**Selected text**

Liskov Substitution Principle
Methods that use references to base classes must be able to use objects of derived classes without knowing it.
There can be many different breaking changes introduced by inheritance; method overrides that provide different behavior, methods that aren’t required by the derived class, and methods that require additional knowledge to use properly. All of these are violations of Liskov Substitution Principle and indicate your inheritance is likely to cause bugs.
Example Code
An example where additional knowledge would be required to use the derived class properly.
class Rectangle
{
private int _width;
private int _height;
public Rectangle(int width, int height)
{
_width = width;
_height = height;
}
public void SetWith(int width)
{
_width = width;
}
public void SetHeight(int height)
{
_height = height;
}
}
// violates Liskov Substitution Principle
class Square : Rectangle
{
public Square(int width, int height)
: base(width, height)
{
}
}Interface Segregation Principle
Clients should not be forced to depend upon interfaces that they do not use.
The biggest red flag to indicate a violation of interface segregation principle is a NotImplementedException or a NotSupportedException. If you don’t need to implement one of the methods defined in the abstraction, you don’t actually meet the requirements of that abstraction and should make a new one.
Example Code
Bad
interface ICoffeeMachine
{
void AddCoffee(string coffeeType);
void BrewFilteredCoffee();
void BrewEspresso();
}
class BasicCoffeeMachine : ICoffeeMachine
{
public void AddCoffee(string coffeeType)
{
// do things to add coffe to the machine
}
public void BrewFilteredCoffee()
{
// do things start brewing coffee
}
public void BrewEspresso()
{
throw new NotSupportedException("I can't brew espresso.");
}
}
class EspressoMachine : ICoffeeMachine
{
public void AddCoffee(string coffeeType)

**Given data**
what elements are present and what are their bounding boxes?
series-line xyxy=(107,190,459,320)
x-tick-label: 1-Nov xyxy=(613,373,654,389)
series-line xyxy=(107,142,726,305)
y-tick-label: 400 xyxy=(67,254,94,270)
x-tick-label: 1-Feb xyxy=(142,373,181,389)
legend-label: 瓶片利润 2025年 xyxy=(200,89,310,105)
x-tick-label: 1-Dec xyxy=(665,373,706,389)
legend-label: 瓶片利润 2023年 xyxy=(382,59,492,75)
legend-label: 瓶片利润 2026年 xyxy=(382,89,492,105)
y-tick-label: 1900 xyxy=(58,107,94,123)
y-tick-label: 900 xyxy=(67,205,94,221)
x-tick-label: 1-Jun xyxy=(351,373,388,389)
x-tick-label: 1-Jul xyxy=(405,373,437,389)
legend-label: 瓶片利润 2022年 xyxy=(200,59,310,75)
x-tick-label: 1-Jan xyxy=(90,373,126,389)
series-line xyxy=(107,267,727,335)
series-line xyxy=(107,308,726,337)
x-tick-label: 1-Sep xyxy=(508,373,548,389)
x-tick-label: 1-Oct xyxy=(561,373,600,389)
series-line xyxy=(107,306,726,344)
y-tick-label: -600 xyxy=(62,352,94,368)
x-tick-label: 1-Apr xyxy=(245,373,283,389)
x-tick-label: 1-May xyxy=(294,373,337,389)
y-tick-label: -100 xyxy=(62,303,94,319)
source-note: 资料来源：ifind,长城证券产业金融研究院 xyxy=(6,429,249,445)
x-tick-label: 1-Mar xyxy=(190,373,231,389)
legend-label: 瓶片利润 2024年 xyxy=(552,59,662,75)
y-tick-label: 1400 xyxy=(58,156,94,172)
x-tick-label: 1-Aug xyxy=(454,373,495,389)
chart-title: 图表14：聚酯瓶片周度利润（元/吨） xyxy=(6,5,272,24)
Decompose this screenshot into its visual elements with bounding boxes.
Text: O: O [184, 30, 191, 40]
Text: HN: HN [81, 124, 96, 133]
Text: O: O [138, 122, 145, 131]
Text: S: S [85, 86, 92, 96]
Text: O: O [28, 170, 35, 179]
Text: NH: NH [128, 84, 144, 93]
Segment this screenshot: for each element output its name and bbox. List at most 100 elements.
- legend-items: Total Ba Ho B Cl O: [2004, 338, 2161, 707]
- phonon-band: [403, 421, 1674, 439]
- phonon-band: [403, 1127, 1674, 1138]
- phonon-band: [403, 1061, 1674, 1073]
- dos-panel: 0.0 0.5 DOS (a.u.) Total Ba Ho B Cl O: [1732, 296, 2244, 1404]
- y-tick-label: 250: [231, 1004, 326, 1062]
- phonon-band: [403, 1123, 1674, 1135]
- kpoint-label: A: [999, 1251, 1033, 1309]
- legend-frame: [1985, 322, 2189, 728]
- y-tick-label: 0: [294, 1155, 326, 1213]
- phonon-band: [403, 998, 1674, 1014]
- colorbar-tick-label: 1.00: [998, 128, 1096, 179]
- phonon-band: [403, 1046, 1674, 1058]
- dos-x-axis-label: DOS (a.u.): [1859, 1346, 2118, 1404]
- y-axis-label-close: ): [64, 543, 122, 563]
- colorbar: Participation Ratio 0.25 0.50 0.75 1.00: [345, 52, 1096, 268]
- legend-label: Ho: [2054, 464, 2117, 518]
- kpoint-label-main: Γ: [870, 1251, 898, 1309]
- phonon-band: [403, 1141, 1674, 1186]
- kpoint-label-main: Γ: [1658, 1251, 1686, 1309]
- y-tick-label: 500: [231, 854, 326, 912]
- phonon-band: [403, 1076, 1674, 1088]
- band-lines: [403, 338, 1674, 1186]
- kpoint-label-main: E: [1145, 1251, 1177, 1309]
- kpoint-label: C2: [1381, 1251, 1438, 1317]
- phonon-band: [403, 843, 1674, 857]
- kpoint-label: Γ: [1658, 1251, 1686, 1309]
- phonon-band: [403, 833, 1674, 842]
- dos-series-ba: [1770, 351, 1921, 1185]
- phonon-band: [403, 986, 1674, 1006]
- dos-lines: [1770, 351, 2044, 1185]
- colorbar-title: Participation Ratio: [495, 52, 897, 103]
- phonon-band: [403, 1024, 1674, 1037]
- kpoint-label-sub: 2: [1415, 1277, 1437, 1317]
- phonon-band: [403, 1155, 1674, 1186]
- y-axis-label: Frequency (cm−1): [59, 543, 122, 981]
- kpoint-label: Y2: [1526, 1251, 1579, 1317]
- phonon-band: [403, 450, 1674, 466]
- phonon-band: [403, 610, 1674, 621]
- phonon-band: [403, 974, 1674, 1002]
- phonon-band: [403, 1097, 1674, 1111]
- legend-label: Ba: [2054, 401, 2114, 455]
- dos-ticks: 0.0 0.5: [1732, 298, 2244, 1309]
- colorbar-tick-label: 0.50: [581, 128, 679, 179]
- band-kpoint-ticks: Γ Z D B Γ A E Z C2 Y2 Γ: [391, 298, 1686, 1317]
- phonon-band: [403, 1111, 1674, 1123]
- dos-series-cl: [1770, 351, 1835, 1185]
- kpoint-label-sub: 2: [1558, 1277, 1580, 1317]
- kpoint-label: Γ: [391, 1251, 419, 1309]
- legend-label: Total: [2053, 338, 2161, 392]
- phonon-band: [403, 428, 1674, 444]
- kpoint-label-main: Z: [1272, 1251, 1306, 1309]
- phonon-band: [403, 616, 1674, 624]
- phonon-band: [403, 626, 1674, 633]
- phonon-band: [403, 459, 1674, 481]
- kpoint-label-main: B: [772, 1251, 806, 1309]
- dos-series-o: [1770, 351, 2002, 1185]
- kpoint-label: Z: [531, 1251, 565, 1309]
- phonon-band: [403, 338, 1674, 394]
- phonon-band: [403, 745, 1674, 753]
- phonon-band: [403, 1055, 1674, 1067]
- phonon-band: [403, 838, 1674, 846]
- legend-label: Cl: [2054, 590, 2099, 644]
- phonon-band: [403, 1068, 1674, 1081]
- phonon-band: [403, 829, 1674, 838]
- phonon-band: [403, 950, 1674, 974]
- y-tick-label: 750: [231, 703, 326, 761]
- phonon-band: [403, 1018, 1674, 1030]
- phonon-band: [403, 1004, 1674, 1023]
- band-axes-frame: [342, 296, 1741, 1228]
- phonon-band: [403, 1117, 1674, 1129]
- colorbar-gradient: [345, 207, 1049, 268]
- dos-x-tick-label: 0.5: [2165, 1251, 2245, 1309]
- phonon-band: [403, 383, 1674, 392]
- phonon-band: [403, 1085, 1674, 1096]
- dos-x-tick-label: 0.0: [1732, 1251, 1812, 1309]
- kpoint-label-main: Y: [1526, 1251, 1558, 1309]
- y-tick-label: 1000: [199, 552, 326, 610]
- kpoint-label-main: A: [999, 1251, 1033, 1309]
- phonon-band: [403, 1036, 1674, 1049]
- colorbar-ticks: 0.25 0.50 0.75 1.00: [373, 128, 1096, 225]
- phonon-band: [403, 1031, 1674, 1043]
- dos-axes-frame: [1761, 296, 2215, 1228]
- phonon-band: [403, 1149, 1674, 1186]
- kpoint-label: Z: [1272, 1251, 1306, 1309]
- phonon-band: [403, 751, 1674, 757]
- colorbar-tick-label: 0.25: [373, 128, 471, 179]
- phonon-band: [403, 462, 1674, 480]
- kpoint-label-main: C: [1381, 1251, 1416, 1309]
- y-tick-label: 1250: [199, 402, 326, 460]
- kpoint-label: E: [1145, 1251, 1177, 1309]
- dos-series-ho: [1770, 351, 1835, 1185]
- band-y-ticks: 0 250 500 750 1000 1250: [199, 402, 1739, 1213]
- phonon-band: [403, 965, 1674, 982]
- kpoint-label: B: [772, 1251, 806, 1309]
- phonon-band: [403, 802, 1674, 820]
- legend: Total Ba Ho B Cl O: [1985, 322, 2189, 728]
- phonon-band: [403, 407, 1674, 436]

**Challenges**
1: Answer these about the design principles text:
(a) What must methods that use references to base classes be able to do?
(b) What does the text name as the biggest red flag of an interface segregation violation?
(c) In the bad coffee machine example, which method does BasicCoffeeMachine refuse to carry out?
2: Pick up the design principles text where it stops and keep writing it.
You can do this without the material.

**Responses to the tasks**
1:
(a) Use objects of derived classes without knowing it.
(b) A NotImplementedException or a NotSupportedException.
(c) BrewEspresso, which throws a NotSupportedException.

2:
{
// do things to add coffe to the machine
}
public void BrewFilteredCoffee()
{
throw new NotSupportedException("I can't brew filtered coffee.");
}
public void BrewEspresso()
{
// do things to start brewing espresso
}
}Good
interface ICoffeeMachine
{
void AddCoffee(string coffeeType);
}
interface IFilteredCoffeeMachine : ICoffeeMachine
{
void BrewFilteredCoffee();
}
interface IEspressoMachine : ICoffeeMachine
{
void BrewEspresso();
}
class BasicCoffeeMachine : IFilteredCoffeeMachine
{
public void AddCoffee(string coffeeType)
{
// do things to add coffe to the machine
}
public void BrewFilteredCoffee()
{
// do things start brewing coffee
}
}
class EspressoMachine : IEspressoMachine
{
public void AddCoffee(string coffeeType)
{
// do things to add coffe to the machine
}
public void BrewEspresso()
{
// do things to start brewing espresso
}
}Dependency Inversion Principle
Depend upon abstractions, not concretions.
When designing the interaction between a high-level module and a low-level one, the interaction should be thought of as an abstract interaction between them. This not only has implications on the design of the high-level module, but also on the low-level one; the low-level one should be designed with the interaction in mind, and it may be necessary to change its usage interface.
Put another way, you need to keep in mind the nature of the interaction between the two modules in order to create a sufficient abstraction, which should naturally lead to looser coupling. Just having an interface doesn’t necessarily mean coupling will be loose - lots of parameters, side effects, strict order of operations, and more can lead to code being co-dependent.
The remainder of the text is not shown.